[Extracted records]
....................

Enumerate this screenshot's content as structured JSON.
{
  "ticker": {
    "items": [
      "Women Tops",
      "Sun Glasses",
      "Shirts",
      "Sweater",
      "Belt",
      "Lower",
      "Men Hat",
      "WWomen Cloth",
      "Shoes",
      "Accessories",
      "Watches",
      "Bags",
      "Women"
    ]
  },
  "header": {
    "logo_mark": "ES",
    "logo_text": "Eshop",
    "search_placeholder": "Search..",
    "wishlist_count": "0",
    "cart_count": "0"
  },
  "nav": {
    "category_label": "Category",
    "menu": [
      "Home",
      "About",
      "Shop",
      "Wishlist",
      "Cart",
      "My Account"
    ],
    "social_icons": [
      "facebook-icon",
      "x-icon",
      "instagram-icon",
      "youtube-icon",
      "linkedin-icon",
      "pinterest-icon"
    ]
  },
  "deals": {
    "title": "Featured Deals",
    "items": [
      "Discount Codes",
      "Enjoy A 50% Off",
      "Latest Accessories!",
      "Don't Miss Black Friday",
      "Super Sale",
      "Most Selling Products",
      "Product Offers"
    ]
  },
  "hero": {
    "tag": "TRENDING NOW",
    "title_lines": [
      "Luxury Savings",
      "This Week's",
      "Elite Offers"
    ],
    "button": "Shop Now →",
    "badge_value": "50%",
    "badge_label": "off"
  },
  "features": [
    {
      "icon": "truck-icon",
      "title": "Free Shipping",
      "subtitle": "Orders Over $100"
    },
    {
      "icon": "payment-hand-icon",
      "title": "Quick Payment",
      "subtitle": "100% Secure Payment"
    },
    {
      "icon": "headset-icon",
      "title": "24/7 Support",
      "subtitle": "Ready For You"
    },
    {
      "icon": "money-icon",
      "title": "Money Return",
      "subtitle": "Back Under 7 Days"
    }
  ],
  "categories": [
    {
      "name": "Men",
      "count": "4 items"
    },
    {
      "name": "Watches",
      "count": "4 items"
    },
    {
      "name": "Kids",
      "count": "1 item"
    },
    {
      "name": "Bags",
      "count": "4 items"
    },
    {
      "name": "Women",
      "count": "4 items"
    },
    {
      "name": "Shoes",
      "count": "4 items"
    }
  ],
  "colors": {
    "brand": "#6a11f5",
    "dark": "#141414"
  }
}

....................

# GOAL
Go through the material above line by line and copy it exactly.

# CORRECT RESPONSE
Enumerate this screenshot's content as structured JSON.
{
  "ticker": {
    "items": [
      "Women Tops",
      "Sun Glasses",
      "Shirts",
      "Sweater",
      "Belt",
      "Lower",
      "Men Hat",
      "WWomen Cloth",
      "Shoes",
      "Accessories",
      "Watches",
      "Bags",
      "Women"
    ]
  },
  "header": {
    "logo_mark": "ES",
    "logo_text": "Eshop",
    "search_placeholder": "Search..",
    "wishlist_count": "0",
    "cart_count": "0"
  },
  "nav": {
    "category_label": "Category",
    "menu": [
      "Home",
      "About",
      "Shop",
      "Wishlist",
      "Cart",
      "My Account"
    ],
    "social_icons": [
      "facebook-icon",
      "x-icon",
      "instagram-icon",
      "youtube-icon",
      "linkedin-icon",
      "pinterest-icon"
    ]
  },
  "deals": {
    "title": "Featured Deals",
    "items": [
      "Discount Codes",
      "Enjoy A 50% Off",
      "Latest Accessories!",
      "Don't Miss Black Friday",
      "Super Sale",
      "Most Selling Products",
      "Product Offers"
    ]
  },
  "hero": {
    "tag": "TRENDING NOW",
    "title_lines": [
      "Luxury Savings",
      "This Week's",
      "Elite Offers"
    ],
    "button": "Shop Now →",
    "badge_value": "50%",
    "badge_label": "off"
  },
  "features": [
    {
      "icon": "truck-icon",
      "title": "Free Shipping",
      "subtitle": "Orders Over $100"
    },
    {
      "icon": "payment-hand-icon",
      "title": "Quick Payment",
      "subtitle": "100% Secure Payment"
    },
    {
      "icon": "headset-icon",
      "title": "24/7 Support",
      "subtitle": "Ready For You"
    },
    {
      "icon": "money-icon",
      "title": "Money Return",
      "subtitle": "Back Under 7 Days"
    }
  ],
  "categories": [
    {
      "name": "Men",
      "count": "4 items"
    },
    {
      "name": "Watches",
      "count": "4 items"
    },
    {
      "name": "Kids",
      "count": "1 item"
    },
    {
      "name": "Bags",
      "count": "4 items"
    },
    {
      "name": "Women",
      "count": "4 items"
    },
    {
      "name": "Shoes",
      "count": "4 items"
    }
  ],
  "colors": {
    "brand": "#6a11f5",
    "dark": "#141414"
  }
}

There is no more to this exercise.